Retype the line where "Extract all readable text from this page." appears and each line that follows it down to the last line of the records below. Leave the pictures out.
>> START GIVEN INFORMATION
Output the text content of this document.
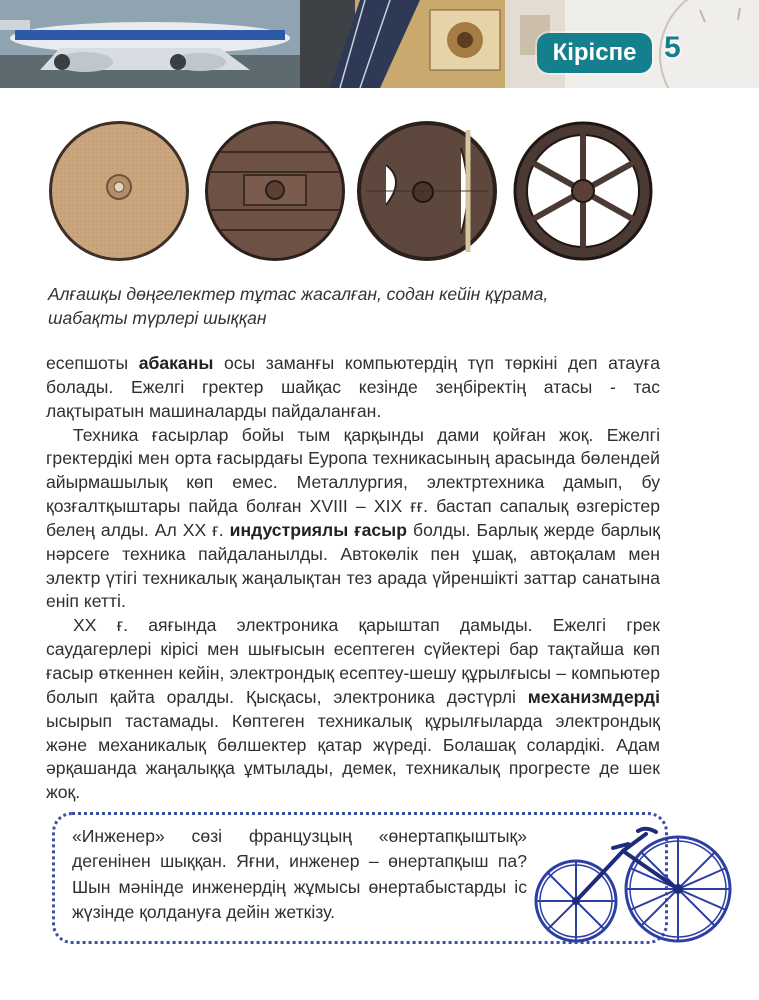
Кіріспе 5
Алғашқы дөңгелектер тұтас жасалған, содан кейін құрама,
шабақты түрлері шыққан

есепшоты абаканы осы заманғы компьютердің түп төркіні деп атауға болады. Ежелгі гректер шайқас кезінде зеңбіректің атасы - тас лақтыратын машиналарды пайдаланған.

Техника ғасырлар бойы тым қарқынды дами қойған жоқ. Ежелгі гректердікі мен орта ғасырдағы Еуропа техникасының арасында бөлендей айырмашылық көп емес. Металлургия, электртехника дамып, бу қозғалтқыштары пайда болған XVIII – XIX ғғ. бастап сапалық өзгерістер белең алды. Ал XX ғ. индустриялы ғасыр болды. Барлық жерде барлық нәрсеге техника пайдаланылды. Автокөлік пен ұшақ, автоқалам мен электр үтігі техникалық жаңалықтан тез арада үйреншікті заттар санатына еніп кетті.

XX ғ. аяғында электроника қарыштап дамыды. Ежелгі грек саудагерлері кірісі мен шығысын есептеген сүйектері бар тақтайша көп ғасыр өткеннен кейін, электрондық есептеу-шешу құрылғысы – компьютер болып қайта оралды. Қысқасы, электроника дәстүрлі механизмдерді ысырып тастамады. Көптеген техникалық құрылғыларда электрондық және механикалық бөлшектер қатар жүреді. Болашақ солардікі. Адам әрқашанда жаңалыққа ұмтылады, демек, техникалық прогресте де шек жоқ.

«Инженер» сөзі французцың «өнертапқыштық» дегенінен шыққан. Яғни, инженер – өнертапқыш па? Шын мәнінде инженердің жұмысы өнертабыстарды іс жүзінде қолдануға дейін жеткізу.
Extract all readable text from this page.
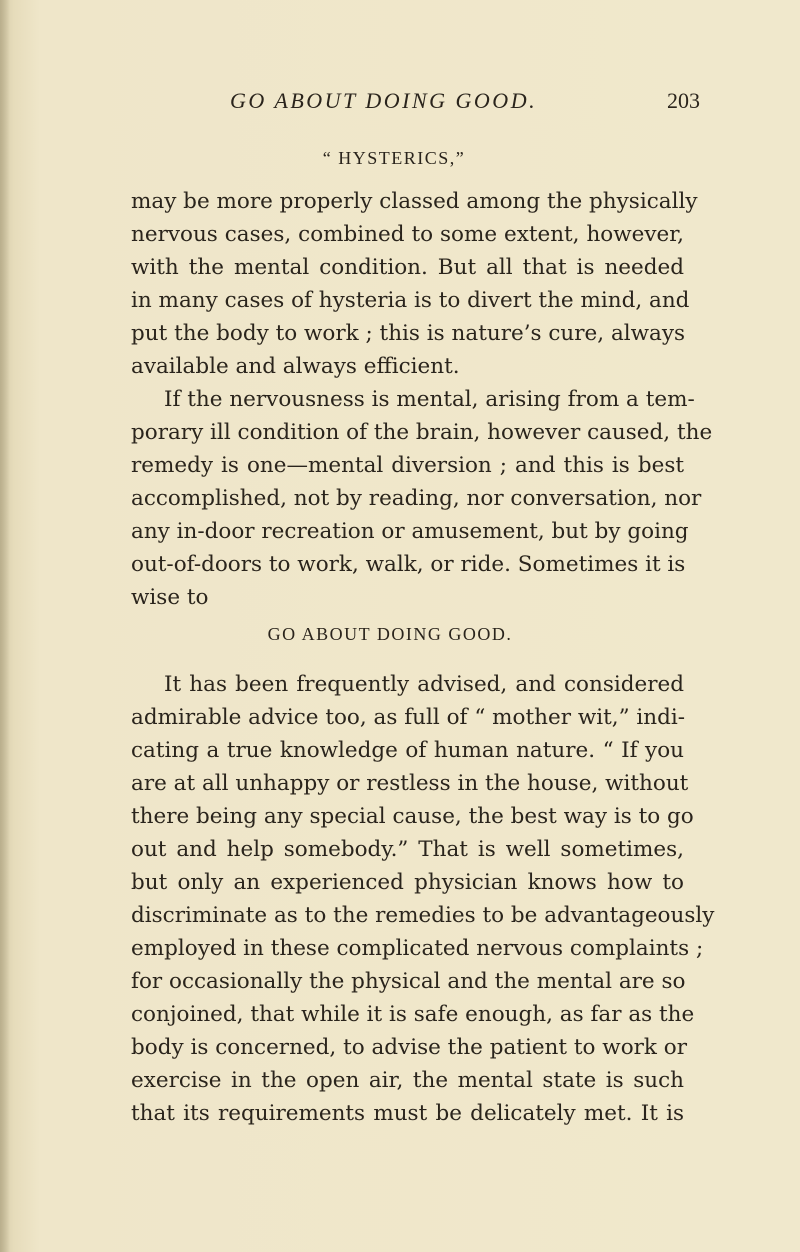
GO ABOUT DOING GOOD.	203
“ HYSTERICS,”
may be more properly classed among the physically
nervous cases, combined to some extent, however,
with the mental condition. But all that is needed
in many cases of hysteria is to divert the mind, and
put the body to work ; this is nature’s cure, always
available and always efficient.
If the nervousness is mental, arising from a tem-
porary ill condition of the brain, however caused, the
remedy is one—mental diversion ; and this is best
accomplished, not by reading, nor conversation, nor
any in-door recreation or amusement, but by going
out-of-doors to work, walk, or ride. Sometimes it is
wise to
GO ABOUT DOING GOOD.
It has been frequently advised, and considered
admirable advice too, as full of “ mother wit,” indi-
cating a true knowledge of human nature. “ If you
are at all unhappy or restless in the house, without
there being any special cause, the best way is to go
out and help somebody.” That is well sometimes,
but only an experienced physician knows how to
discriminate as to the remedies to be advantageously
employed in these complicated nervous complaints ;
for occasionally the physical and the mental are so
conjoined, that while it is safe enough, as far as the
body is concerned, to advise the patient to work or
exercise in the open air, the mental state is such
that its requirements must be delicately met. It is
>> END GIVEN INFORMATION
* **COMPLETE OUTPUT**:
Extract all readable text from this page.
GO ABOUT DOING GOOD.	203
“ HYSTERICS,”
may be more properly classed among the physically
nervous cases, combined to some extent, however,
with the mental condition. But all that is needed
in many cases of hysteria is to divert the mind, and
put the body to work ; this is nature’s cure, always
available and always efficient.
If the nervousness is mental, arising from a tem-
porary ill condition of the brain, however caused, the
remedy is one—mental diversion ; and this is best
accomplished, not by reading, nor conversation, nor
any in-door recreation or amusement, but by going
out-of-doors to work, walk, or ride. Sometimes it is
wise to
GO ABOUT DOING GOOD.
It has been frequently advised, and considered
admirable advice too, as full of “ mother wit,” indi-
cating a true knowledge of human nature. “ If you
are at all unhappy or restless in the house, without
there being any special cause, the best way is to go
out and help somebody.” That is well sometimes,
but only an experienced physician knows how to
discriminate as to the remedies to be advantageously
employed in these complicated nervous complaints ;
for occasionally the physical and the mental are so
conjoined, that while it is safe enough, as far as the
body is concerned, to advise the patient to work or
exercise in the open air, the mental state is such
that its requirements must be delicately met. It is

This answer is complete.